[begin Information given]

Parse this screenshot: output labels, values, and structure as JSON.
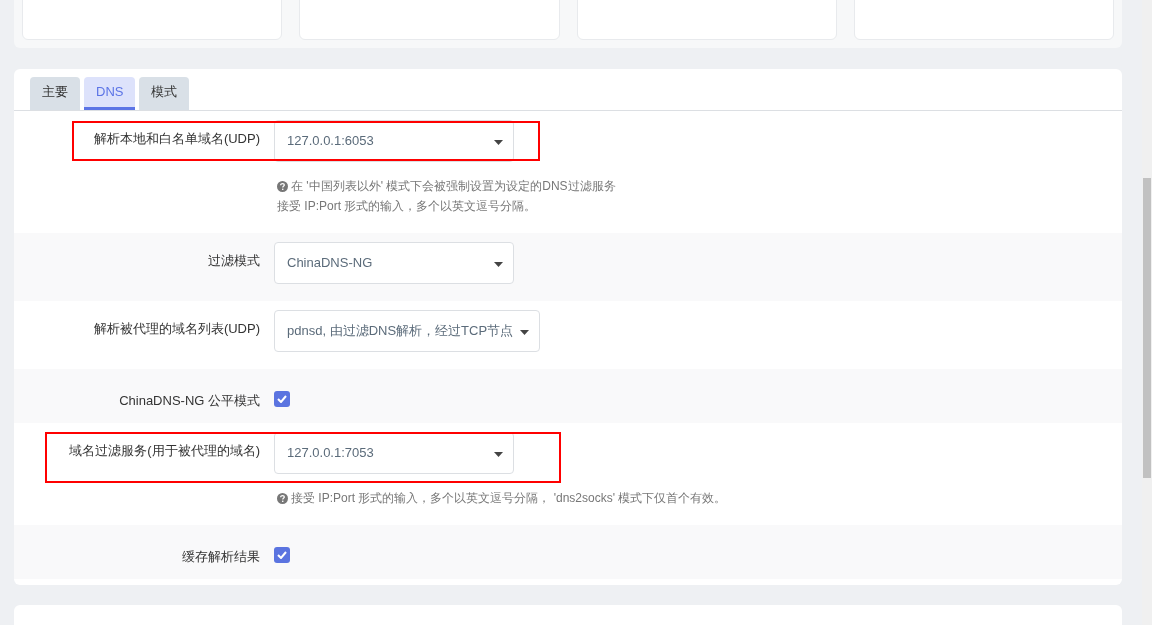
{
  "tabs": [
    {
      "label": "主要",
      "selected": false
    },
    {
      "label": "DNS",
      "selected": true
    },
    {
      "label": "模式",
      "selected": false
    }
  ],
  "rows": [
    {
      "kind": "select",
      "label": "解析本地和白名单域名(UDP)",
      "value": "127.0.0.1:6053",
      "highlighted": true,
      "wide": false,
      "help": [
        "在 '中国列表以外' 模式下会被强制设置为设定的DNS过滤服务",
        "接受 IP:Port 形式的输入，多个以英文逗号分隔。"
      ]
    },
    {
      "kind": "select",
      "label": "过滤模式",
      "value": "ChinaDNS-NG",
      "highlighted": false,
      "wide": false
    },
    {
      "kind": "select",
      "label": "解析被代理的域名列表(UDP)",
      "value": "pdnsd, 由过滤DNS解析，经过TCP节点",
      "highlighted": false,
      "wide": true
    },
    {
      "kind": "checkbox",
      "label": "ChinaDNS-NG 公平模式",
      "checked": true
    },
    {
      "kind": "select",
      "label": "域名过滤服务(用于被代理的域名)",
      "value": "127.0.0.1:7053",
      "highlighted": true,
      "wide": false,
      "help": [
        "接受 IP:Port 形式的输入，多个以英文逗号分隔， 'dns2socks' 模式下仅首个有效。"
      ]
    },
    {
      "kind": "checkbox",
      "label": "缓存解析结果",
      "checked": true
    }
  ]
}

[end Information given]

> **Set problem**:
Write out the entries above verbatim; the pictures do not belong in your copy.

> **Task answer**:
Parse this screenshot: output labels, values, and structure as JSON.
{
  "tabs": [
    {
      "label": "主要",
      "selected": false
    },
    {
      "label": "DNS",
      "selected": true
    },
    {
      "label": "模式",
      "selected": false
    }
  ],
  "rows": [
    {
      "kind": "select",
      "label": "解析本地和白名单域名(UDP)",
      "value": "127.0.0.1:6053",
      "highlighted": true,
      "wide": false,
      "help": [
        "在 '中国列表以外' 模式下会被强制设置为设定的DNS过滤服务",
        "接受 IP:Port 形式的输入，多个以英文逗号分隔。"
      ]
    },
    {
      "kind": "select",
      "label": "过滤模式",
      "value": "ChinaDNS-NG",
      "highlighted": false,
      "wide": false
    },
    {
      "kind": "select",
      "label": "解析被代理的域名列表(UDP)",
      "value": "pdnsd, 由过滤DNS解析，经过TCP节点",
      "highlighted": false,
      "wide": true
    },
    {
      "kind": "checkbox",
      "label": "ChinaDNS-NG 公平模式",
      "checked": true
    },
    {
      "kind": "select",
      "label": "域名过滤服务(用于被代理的域名)",
      "value": "127.0.0.1:7053",
      "highlighted": true,
      "wide": false,
      "help": [
        "接受 IP:Port 形式的输入，多个以英文逗号分隔， 'dns2socks' 模式下仅首个有效。"
      ]
    },
    {
      "kind": "checkbox",
      "label": "缓存解析结果",
      "checked": true
    }
  ]
}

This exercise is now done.